Rheumatoid Arthritis

• Initial: 400-600 mg daily as single or divided doses 2
• Maintenance: 200 mg once daily to 400 mg daily 2
• Therapeutic effect is cumulative and may require weeks to months 2

Chronic Discoid Lupus Erythematosus

• 200 mg once daily OR 400 mg once daily (or in two divided doses) 2

Chronic Q Fever

• 200 mg three times daily (600 mg/day total) in combination with doxycycline 100 mg twice daily 1
• Treatment duration: 18-24 months depending on valve involvement 1
• Monthly plasma level monitoring required (target 0.8-1.2 μg/mL) 1, 5

Critical Dosing Adjustments

Renal Impairment

• Reduce dose by 25% when eGFR <30 mL/min/1.73 m² 5, 3
• Reduced renal function is the single greatest modifiable risk factor for retinopathy because the drug is renally excreted 1
• Patients with eGFR <60 mL/min/1.73 m² require earlier ophthalmologic screening (after 1 year instead of 5 years) 3

Body Weight Considerations

• Always calculate dose using actual body weight, not ideal body weight 1, 3
• Retinopathy risk remains consistent across BMI 15-35 kg/m² when actual body weight is used for dosing 1
• A common pitfall is using ideal body weight, which can lead to underdosing in heavier patients or overdosing in lighter patients 3

Administration

• Take with food or milk to minimize gastrointestinal side effects 2
• Do not crush or divide tablets 2
• Common GI side effects (nausea, vomiting, diarrhea, abdominal pain) generally do not require discontinuation 5, 2

Mandatory Monitoring Protocol

Ophthalmologic Screening

• Baseline examination within first few months of therapy 5, 3
• Annual screening beginning after 5 years for low-risk patients 1, 5, 3
• Annual screening beginning after 1 year for high-risk patients 5, 3

High-risk criteria requiring earlier screening include:

• Daily dose >5 mg/kg actual body weight 1, 3
• eGFR <60 mL/min/1.73 m² 3
• Concomitant tamoxifen use 1, 3
• Pre-existing retinal or macular disease 3

Special Population Considerations

• East Asian patients require screening beyond central macula because retinopathy often appears along pericentral vascular arcades rather than the classic parafoveal "bull's-eye" pattern 1, 3
• Check G6PD levels in men of African, Asian, or Middle Eastern origin before starting therapy due to hemolysis risk 5, 3

Cardiac Monitoring

• Baseline ECG recommended due to potential QT prolongation risk 5
• However, large population studies show hydroxychloroquine does not increase cardiac arrhythmia risk in rheumatic diseases, even at doses ≥400 mg daily 6

Absolute Contraindications

• Hypersensitivity to 4-aminoquinoline compounds 2
• Glucose-6-phosphate dehydrogenase (G6PD) deficiency 1, 5
• Pre-existing retinal or visual field deficits 1, 5

Relative Contraindications and Cautions

• Psoriasis: Hydroxychloroquine can exacerbate psoriasis and should be avoided 5, 2
• Porphyria: Avoid use; hepatotoxicity reported in porphyria cutanea tarda 2

Common Pitfalls to Avoid

1. Underdosing: Doses of 2-3 mg/kg/day may not achieve adequate blood levels and are associated with higher flare rates in lupus nephritis 3

2. Premature discontinuation: The goal is to safely maintain hydroxychloroquine as long as possible, not to discontinue it casually for borderline ophthalmologic findings 1, 3

3. Inadequate monitoring in East Asian patients: Standard central macular screening may miss early pericentral toxicity in this population 3

4. Failing to adjust for renal impairment: This is the most important modifiable risk factor and must not be overlooked 1

5. Using ideal body weight instead of actual body weight: This leads to incorrect dosing and either increased toxicity risk or therapeutic failure 1, 3

Malaria Dosing (For Completeness)

• Source data:
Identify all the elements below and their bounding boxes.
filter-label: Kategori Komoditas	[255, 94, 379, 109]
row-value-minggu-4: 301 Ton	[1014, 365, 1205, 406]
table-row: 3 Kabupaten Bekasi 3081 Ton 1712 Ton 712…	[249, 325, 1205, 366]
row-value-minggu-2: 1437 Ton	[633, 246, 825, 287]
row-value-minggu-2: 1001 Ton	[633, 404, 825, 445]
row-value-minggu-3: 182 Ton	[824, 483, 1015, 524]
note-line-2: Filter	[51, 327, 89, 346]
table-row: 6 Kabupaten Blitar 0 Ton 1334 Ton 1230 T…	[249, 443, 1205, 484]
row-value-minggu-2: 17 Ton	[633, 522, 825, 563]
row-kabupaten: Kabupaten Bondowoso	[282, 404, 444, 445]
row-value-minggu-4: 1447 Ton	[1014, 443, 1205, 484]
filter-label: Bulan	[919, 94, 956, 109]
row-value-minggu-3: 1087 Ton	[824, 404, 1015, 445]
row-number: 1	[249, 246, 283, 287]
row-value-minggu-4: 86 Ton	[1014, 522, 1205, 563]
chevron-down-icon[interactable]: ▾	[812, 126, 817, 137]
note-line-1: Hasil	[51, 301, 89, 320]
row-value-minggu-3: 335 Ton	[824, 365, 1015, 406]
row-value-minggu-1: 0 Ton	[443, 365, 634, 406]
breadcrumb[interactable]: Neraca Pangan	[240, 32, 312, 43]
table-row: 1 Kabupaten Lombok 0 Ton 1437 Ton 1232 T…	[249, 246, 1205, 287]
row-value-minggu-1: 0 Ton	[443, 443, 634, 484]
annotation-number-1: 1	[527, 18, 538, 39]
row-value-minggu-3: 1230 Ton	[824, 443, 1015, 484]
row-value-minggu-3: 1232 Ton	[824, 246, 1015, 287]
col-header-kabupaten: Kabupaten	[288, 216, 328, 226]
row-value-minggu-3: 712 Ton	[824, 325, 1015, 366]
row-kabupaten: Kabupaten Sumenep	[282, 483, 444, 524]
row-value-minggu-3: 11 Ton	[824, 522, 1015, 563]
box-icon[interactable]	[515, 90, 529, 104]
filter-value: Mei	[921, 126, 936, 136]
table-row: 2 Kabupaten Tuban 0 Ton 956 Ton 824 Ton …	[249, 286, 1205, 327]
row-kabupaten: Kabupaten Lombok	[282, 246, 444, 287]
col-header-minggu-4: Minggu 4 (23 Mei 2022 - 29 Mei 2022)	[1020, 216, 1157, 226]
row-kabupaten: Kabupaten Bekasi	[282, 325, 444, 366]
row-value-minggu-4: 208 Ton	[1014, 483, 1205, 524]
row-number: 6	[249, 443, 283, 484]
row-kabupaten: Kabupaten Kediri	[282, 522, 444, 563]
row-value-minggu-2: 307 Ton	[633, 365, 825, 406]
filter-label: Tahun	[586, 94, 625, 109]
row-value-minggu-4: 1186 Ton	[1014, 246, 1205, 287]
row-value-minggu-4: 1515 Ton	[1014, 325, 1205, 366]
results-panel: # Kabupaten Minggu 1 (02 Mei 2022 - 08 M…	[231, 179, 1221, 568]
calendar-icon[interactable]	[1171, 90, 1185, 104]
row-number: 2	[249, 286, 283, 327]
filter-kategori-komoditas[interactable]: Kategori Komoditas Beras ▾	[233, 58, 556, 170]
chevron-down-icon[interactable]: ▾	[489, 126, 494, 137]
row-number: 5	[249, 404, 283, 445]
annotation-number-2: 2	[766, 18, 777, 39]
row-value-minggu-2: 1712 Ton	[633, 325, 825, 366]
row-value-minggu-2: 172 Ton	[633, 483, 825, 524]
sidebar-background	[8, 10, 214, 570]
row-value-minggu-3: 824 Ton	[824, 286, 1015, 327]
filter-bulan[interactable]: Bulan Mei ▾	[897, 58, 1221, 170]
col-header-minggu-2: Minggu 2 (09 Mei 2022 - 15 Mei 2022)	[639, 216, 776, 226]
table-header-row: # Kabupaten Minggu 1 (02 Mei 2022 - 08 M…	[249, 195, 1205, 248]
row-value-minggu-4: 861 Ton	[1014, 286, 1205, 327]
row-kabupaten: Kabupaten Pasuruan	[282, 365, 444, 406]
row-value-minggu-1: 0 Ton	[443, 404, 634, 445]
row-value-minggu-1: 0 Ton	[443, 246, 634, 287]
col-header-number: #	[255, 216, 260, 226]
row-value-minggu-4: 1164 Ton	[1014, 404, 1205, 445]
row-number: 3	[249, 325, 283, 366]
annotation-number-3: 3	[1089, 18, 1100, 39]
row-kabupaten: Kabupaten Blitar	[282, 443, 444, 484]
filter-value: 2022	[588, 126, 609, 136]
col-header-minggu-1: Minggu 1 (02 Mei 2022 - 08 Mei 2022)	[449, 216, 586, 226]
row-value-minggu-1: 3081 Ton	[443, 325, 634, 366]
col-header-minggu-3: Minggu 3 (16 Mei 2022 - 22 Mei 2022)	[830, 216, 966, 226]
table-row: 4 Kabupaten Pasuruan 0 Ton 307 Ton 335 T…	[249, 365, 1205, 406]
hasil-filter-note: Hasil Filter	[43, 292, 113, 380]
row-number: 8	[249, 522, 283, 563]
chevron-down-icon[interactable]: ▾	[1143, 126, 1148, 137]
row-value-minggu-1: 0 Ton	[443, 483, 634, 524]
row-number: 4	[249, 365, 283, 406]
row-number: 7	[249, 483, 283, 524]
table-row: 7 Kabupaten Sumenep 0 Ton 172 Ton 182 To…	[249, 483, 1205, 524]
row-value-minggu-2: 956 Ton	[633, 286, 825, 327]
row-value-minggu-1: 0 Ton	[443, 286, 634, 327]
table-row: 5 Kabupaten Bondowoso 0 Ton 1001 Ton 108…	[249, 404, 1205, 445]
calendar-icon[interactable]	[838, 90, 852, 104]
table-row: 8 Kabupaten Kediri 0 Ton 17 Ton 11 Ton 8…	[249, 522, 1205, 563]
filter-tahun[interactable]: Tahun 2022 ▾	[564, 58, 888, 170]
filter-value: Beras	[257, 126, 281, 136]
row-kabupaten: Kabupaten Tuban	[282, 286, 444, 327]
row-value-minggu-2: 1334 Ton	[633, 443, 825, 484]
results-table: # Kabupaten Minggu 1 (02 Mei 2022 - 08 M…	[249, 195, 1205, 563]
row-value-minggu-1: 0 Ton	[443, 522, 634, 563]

• Tasks:
A - Please answer these from the hydroxychloroquine guidance, one answer per line, marked the same way:
(i) What target plasma level range is given for monthly monitoring in chronic Q fever?
(ii) Below what eGFR should the dose be reduced by 25%?
(iii) Which drug, when used concomitantly, is listed as a high-risk criterion for earlier screening?
B - Pick up the hydroxychloroquine guidance after its last heading, "Malaria Dosing (For Completeness)", and keep writing it.

• Responses by item number:
A -
(i) 0.8-1.2 μg/mL
(ii) 30 mL/min/1.73 m²
(iii) Tamoxifen

B -
While not the primary use of the 200 mg tablet in most clinical contexts:

• Prophylaxis: 400 mg once weekly (adults), starting 2 weeks before travel, continuing during exposure, and for 4 weeks after leaving endemic area 2
• Treatment of uncomplicated malaria: 800 mg initially, then 400 mg at 6,24, and 48 hours (total 2000 mg) 2
• Hydroxychloroquine is NOT recommended for chloroquine-resistant malaria strains 2, 7

COVID-19 Note

Current evidence does not support routine use of hydroxychloroquine for COVID-19 treatment 5. The 2020 guidelines suggesting various COVID-19 dosing regimens 1 have been superseded by subsequent evidence showing lack of efficacy.